§ **Written instruction**
All of the material below is to be repeated exactly.

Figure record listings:
··········
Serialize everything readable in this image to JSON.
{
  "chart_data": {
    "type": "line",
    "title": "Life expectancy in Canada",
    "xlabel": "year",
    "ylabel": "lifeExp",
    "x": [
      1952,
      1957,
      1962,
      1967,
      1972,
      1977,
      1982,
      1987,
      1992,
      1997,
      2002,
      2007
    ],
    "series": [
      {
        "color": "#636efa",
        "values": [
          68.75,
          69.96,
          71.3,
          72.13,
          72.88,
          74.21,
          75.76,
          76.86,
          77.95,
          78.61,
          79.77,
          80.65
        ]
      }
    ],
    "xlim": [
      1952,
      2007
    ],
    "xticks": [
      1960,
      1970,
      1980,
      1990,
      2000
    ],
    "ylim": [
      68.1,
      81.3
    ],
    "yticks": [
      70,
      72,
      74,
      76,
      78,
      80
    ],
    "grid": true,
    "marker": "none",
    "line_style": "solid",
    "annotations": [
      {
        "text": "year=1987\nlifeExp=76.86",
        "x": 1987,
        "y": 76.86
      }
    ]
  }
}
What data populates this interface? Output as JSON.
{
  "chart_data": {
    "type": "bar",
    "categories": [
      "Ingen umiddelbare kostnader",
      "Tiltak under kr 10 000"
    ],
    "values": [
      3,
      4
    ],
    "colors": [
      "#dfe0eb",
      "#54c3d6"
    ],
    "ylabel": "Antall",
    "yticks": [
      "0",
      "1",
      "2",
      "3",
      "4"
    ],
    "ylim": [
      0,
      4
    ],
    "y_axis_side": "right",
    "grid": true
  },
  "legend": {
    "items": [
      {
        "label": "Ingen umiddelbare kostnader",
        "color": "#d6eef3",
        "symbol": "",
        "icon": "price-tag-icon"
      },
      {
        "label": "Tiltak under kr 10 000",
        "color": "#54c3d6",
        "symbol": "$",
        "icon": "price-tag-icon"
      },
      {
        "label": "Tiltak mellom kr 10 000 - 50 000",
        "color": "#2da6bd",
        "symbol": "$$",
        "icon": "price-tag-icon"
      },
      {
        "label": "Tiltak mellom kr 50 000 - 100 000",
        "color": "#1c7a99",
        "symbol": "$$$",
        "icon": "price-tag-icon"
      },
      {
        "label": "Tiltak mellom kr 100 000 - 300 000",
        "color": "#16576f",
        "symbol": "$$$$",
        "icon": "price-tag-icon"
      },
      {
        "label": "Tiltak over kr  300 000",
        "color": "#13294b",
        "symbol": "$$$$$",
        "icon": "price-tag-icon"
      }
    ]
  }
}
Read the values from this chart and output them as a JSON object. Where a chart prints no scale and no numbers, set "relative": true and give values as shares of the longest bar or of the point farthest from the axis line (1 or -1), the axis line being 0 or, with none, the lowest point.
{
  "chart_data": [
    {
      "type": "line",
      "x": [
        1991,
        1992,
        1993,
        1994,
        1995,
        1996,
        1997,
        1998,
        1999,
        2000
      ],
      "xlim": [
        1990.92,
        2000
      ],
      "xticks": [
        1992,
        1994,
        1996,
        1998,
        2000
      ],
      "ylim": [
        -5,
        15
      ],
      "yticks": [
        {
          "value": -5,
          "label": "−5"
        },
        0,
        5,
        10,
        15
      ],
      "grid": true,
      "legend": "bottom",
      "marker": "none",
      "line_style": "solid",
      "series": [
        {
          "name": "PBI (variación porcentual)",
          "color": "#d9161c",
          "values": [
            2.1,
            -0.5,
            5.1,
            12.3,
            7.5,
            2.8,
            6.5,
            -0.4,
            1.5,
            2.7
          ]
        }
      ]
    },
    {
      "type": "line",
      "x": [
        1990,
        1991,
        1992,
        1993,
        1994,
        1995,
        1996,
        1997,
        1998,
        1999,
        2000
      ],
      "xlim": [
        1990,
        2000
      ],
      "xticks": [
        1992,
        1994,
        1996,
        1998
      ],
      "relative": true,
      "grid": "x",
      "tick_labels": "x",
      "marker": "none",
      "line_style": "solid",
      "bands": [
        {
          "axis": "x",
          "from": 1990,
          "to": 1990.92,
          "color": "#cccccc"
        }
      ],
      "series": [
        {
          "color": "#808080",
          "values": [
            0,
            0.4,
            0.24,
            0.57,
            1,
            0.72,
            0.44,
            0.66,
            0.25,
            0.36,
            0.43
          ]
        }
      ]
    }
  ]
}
··········
§ **Task answer**
Serialize everything readable in this image to JSON.
{
  "chart_data": {
    "type": "line",
    "title": "Life expectancy in Canada",
    "xlabel": "year",
    "ylabel": "lifeExp",
    "x": [
      1952,
      1957,
      1962,
      1967,
      1972,
      1977,
      1982,
      1987,
      1992,
      1997,
      2002,
      2007
    ],
    "series": [
      {
        "color": "#636efa",
        "values": [
          68.75,
          69.96,
          71.3,
          72.13,
          72.88,
          74.21,
          75.76,
          76.86,
          77.95,
          78.61,
          79.77,
          80.65
        ]
      }
    ],
    "xlim": [
      1952,
      2007
    ],
    "xticks": [
      1960,
      1970,
      1980,
      1990,
      2000
    ],
    "ylim": [
      68.1,
      81.3
    ],
    "yticks": [
      70,
      72,
      74,
      76,
      78,
      80
    ],
    "grid": true,
    "marker": "none",
    "line_style": "solid",
    "annotations": [
      {
        "text": "year=1987\nlifeExp=76.86",
        "x": 1987,
        "y": 76.86
      }
    ]
  }
}
What data populates this interface? Output as JSON.
{
  "chart_data": {
    "type": "bar",
    "categories": [
      "Ingen umiddelbare kostnader",
      "Tiltak under kr 10 000"
    ],
    "values": [
      3,
      4
    ],
    "colors": [
      "#dfe0eb",
      "#54c3d6"
    ],
    "ylabel": "Antall",
    "yticks": [
      "0",
      "1",
      "2",
      "3",
      "4"
    ],
    "ylim": [
      0,
      4
    ],
    "y_axis_side": "right",
    "grid": true
  },
  "legend": {
    "items": [
      {
        "label": "Ingen umiddelbare kostnader",
        "color": "#d6eef3",
        "symbol": "",
        "icon": "price-tag-icon"
      },
      {
        "label": "Tiltak under kr 10 000",
        "color": "#54c3d6",
        "symbol": "$",
        "icon": "price-tag-icon"
      },
      {
        "label": "Tiltak mellom kr 10 000 - 50 000",
        "color": "#2da6bd",
        "symbol": "$$",
        "icon": "price-tag-icon"
      },
      {
        "label": "Tiltak mellom kr 50 000 - 100 000",
        "color": "#1c7a99",
        "symbol": "$$$",
        "icon": "price-tag-icon"
      },
      {
        "label": "Tiltak mellom kr 100 000 - 300 000",
        "color": "#16576f",
        "symbol": "$$$$",
        "icon": "price-tag-icon"
      },
      {
        "label": "Tiltak over kr  300 000",
        "color": "#13294b",
        "symbol": "$$$$$",
        "icon": "price-tag-icon"
      }
    ]
  }
}
Read the values from this chart and output them as a JSON object. Where a chart prints no scale and no numbers, set "relative": true and give values as shares of the longest bar or of the point farthest from the axis line (1 or -1), the axis line being 0 or, with none, the lowest point.
{
  "chart_data": [
    {
      "type": "line",
      "x": [
        1991,
        1992,
        1993,
        1994,
        1995,
        1996,
        1997,
        1998,
        1999,
        2000
      ],
      "xlim": [
        1990.92,
        2000
      ],
      "xticks": [
        1992,
        1994,
        1996,
        1998,
        2000
      ],
      "ylim": [
        -5,
        15
      ],
      "yticks": [
        {
          "value": -5,
          "label": "−5"
        },
        0,
        5,
        10,
        15
      ],
      "grid": true,
      "legend": "bottom",
      "marker": "none",
      "line_style": "solid",
      "series": [
        {
          "name": "PBI (variación porcentual)",
          "color": "#d9161c",
          "values": [
            2.1,
            -0.5,
            5.1,
            12.3,
            7.5,
            2.8,
            6.5,
            -0.4,
            1.5,
            2.7
          ]
        }
      ]
    },
    {
      "type": "line",
      "x": [
        1990,
        1991,
        1992,
        1993,
        1994,
        1995,
        1996,
        1997,
        1998,
        1999,
        2000
      ],
      "xlim": [
        1990,
        2000
      ],
      "xticks": [
        1992,
        1994,
        1996,
        1998
      ],
      "relative": true,
      "grid": "x",
      "tick_labels": "x",
      "marker": "none",
      "line_style": "solid",
      "bands": [
        {
          "axis": "x",
          "from": 1990,
          "to": 1990.92,
          "color": "#cccccc"
        }
      ],
      "series": [
        {
          "color": "#808080",
          "values": [
            0,
            0.4,
            0.24,
            0.57,
            1,
            0.72,
            0.44,
            0.66,
            0.25,
            0.36,
            0.43
          ]
        }
      ]
    }
  ]
}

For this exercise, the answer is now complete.